→ **WRITTEN EXERCISE**
Edit the records below, starting with the line with "Identify all the" and going on through the line with "pdf-export-button[interactable]: PDF (155, 535, 234, 571)": replace "Stringing" with "Cabling" and keep everything else unchanged. Return only those lines, without the pictures.

→ **TASK INPUTS**
/---

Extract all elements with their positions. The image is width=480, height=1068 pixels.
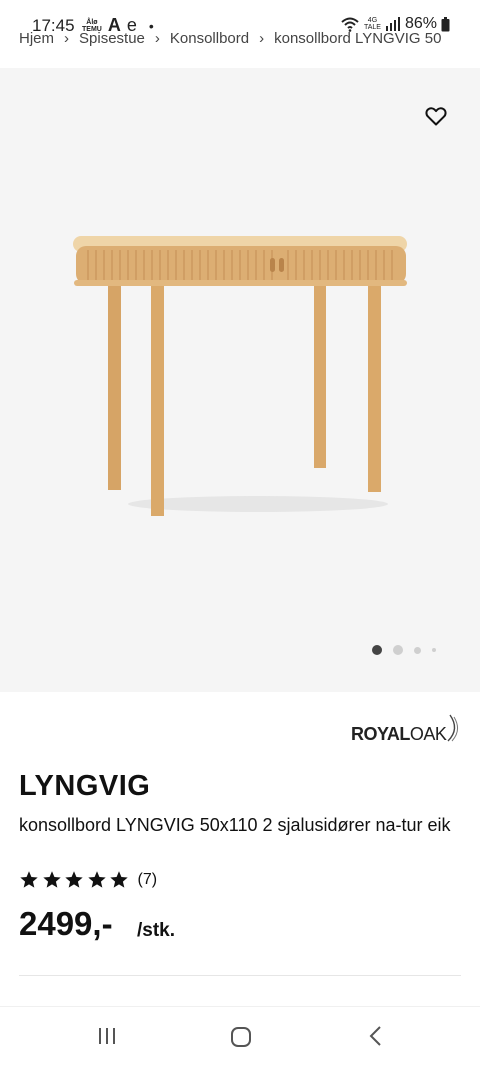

\---
/---

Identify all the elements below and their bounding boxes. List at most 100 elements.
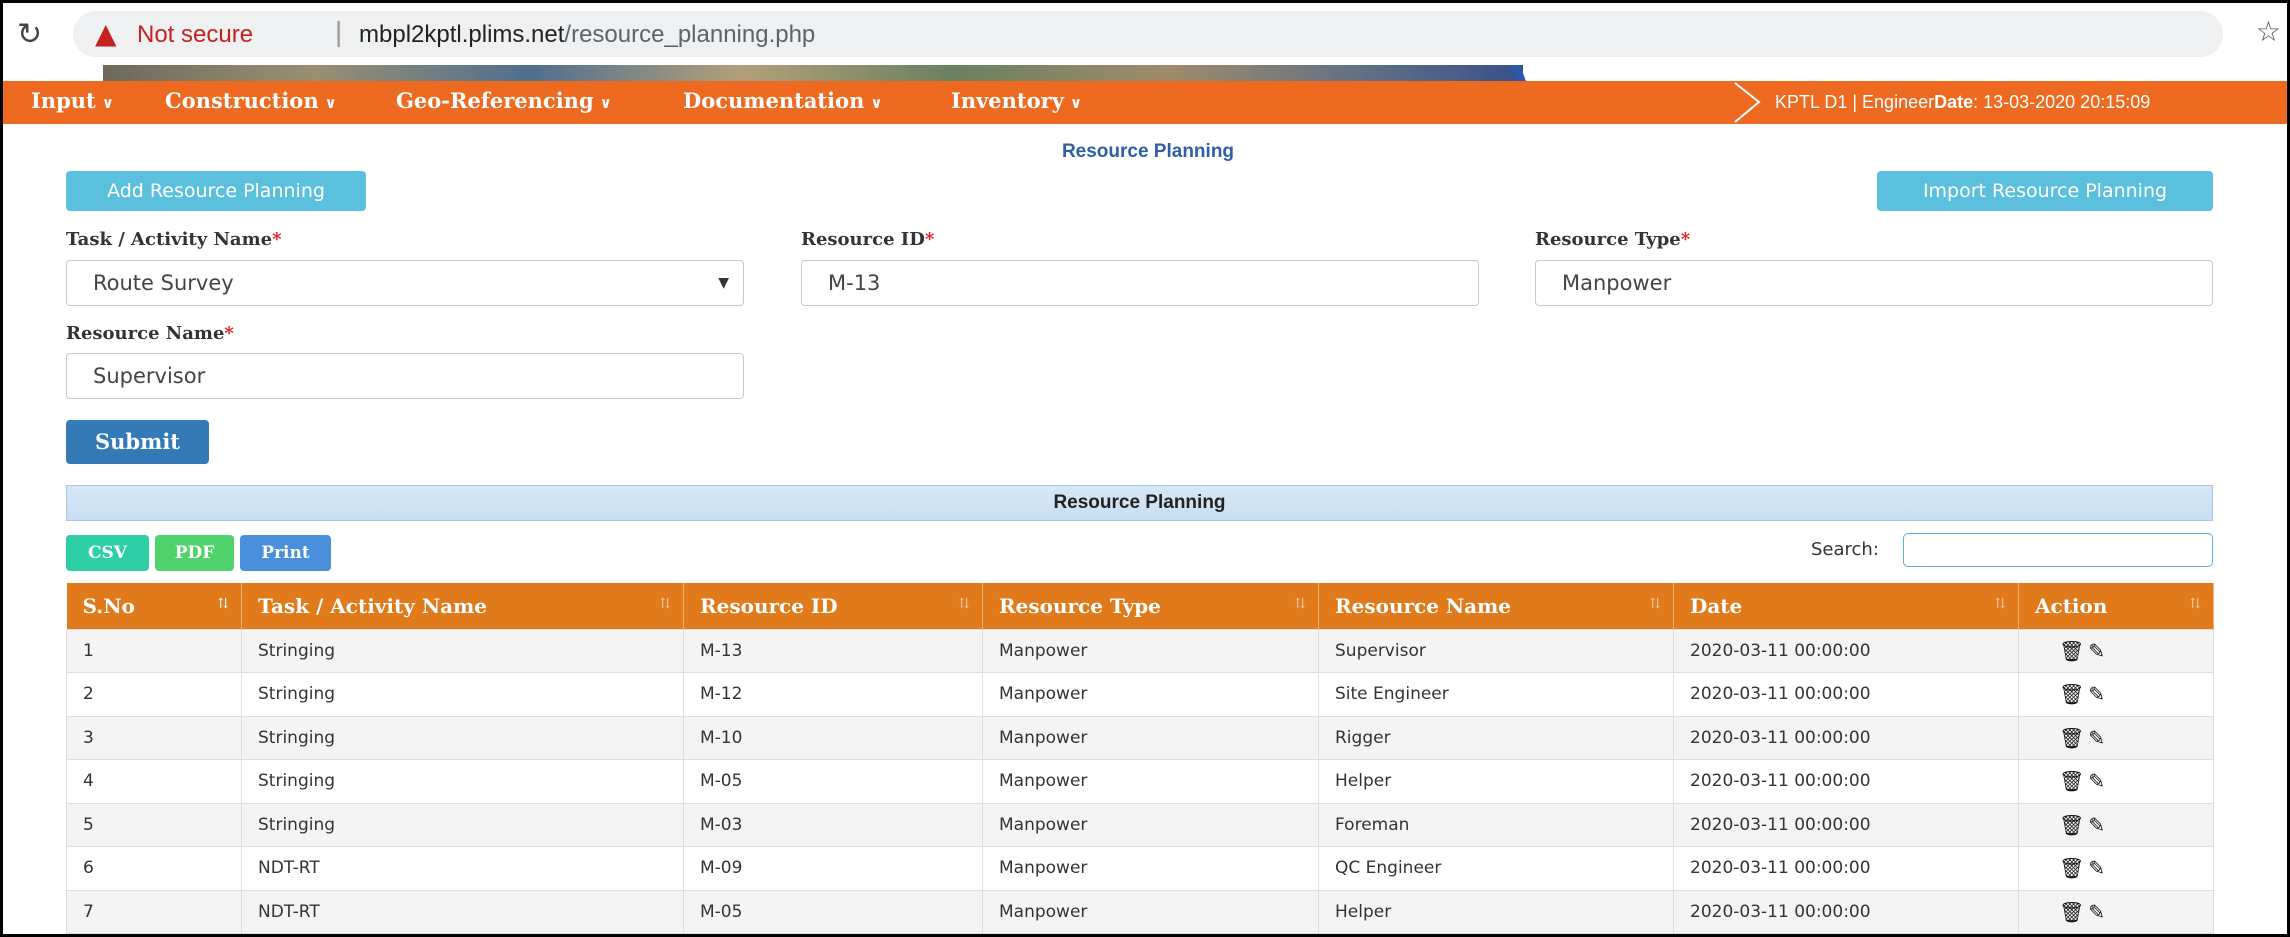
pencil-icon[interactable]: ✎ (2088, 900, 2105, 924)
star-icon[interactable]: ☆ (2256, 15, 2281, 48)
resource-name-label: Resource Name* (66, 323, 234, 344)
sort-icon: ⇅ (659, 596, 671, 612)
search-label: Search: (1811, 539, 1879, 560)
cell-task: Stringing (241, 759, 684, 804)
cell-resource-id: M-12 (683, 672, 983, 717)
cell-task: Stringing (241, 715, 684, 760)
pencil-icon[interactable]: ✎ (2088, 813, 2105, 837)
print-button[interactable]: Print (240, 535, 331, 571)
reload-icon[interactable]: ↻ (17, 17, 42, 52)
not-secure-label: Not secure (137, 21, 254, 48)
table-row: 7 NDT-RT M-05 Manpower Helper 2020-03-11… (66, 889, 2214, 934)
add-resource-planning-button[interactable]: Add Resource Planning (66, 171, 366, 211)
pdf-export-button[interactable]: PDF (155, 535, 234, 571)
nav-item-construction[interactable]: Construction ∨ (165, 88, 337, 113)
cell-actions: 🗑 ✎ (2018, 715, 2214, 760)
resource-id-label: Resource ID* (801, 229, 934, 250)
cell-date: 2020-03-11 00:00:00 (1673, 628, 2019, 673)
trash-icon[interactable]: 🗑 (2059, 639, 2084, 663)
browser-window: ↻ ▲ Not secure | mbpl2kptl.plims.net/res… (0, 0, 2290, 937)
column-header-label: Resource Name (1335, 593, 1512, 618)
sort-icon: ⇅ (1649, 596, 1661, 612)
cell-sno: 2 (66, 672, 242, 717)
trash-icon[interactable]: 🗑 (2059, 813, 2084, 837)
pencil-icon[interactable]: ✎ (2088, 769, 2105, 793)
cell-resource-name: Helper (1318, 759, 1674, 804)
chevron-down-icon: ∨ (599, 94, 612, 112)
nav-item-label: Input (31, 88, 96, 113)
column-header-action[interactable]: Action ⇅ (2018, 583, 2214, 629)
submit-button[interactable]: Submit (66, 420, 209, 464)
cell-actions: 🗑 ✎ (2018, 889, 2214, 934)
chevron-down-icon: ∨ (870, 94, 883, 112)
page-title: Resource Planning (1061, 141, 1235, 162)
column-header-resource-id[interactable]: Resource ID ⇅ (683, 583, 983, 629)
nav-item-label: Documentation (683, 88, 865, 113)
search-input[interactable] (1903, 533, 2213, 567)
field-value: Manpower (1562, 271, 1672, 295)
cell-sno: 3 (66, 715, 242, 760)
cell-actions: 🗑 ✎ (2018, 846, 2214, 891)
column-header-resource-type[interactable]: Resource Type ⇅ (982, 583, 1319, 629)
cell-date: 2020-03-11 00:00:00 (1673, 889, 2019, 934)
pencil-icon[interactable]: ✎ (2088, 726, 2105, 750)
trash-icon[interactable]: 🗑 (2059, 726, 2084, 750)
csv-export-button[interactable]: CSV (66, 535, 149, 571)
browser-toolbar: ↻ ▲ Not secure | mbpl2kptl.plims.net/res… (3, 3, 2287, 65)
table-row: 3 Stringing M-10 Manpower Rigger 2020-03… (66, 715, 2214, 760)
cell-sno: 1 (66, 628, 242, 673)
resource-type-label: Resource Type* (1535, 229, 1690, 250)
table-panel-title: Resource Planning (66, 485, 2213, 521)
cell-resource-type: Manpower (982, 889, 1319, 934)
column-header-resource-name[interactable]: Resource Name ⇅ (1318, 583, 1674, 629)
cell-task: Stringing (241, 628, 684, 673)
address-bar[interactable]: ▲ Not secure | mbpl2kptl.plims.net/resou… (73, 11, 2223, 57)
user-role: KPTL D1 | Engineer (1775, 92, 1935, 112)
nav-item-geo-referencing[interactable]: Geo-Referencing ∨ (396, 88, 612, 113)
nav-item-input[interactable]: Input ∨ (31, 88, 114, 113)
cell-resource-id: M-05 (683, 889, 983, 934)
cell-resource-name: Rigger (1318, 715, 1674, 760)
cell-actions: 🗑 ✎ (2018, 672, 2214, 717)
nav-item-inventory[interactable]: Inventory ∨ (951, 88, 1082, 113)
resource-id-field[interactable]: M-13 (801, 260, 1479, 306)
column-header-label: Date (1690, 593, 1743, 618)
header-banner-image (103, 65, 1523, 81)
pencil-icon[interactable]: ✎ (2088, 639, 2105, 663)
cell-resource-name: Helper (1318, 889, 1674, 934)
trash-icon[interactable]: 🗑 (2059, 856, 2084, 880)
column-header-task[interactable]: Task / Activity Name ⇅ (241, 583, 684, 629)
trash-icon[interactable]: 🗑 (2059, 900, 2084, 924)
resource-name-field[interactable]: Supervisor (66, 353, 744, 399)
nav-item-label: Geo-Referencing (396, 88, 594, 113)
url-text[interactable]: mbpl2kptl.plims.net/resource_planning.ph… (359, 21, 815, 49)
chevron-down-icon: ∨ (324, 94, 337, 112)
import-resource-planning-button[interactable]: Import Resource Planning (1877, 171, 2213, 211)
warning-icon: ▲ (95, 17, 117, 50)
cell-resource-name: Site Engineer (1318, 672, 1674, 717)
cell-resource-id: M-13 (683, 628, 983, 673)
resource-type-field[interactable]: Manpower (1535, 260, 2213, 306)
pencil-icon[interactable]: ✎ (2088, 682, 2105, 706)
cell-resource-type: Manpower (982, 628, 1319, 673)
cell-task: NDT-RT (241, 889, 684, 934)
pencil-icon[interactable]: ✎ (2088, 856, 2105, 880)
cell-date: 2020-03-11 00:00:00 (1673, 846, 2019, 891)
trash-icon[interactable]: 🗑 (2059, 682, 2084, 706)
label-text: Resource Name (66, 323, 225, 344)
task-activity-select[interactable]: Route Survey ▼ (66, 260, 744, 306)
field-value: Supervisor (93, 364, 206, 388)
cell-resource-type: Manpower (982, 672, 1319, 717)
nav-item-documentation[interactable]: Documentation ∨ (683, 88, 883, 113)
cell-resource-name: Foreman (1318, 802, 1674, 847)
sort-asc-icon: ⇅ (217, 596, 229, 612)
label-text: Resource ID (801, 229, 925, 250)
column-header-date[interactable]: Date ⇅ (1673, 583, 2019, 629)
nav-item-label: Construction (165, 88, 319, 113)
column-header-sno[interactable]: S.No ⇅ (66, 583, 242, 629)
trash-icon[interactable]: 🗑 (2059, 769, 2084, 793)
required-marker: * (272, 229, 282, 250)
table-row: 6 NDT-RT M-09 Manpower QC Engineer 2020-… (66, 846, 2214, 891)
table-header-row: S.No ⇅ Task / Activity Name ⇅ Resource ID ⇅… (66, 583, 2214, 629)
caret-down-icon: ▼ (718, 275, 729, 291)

\---

→ **SOLUTION**
Identify all the elements below and their bounding boxes. List at most 100 elements.
pencil-icon[interactable]: ✎ (2088, 900, 2105, 924)
star-icon[interactable]: ☆ (2256, 15, 2281, 48)
resource-name-label: Resource Name* (66, 323, 234, 344)
sort-icon: ⇅ (659, 596, 671, 612)
search-label: Search: (1811, 539, 1879, 560)
cell-task: Cabling (241, 759, 684, 804)
cell-resource-id: M-12 (683, 672, 983, 717)
cell-task: Cabling (241, 715, 684, 760)
pencil-icon[interactable]: ✎ (2088, 813, 2105, 837)
print-button[interactable]: Print (240, 535, 331, 571)
reload-icon[interactable]: ↻ (17, 17, 42, 52)
not-secure-label: Not secure (137, 21, 254, 48)
table-row: 7 NDT-RT M-05 Manpower Helper 2020-03-11… (66, 889, 2214, 934)
add-resource-planning-button[interactable]: Add Resource Planning (66, 171, 366, 211)
pdf-export-button[interactable]: PDF (155, 535, 234, 571)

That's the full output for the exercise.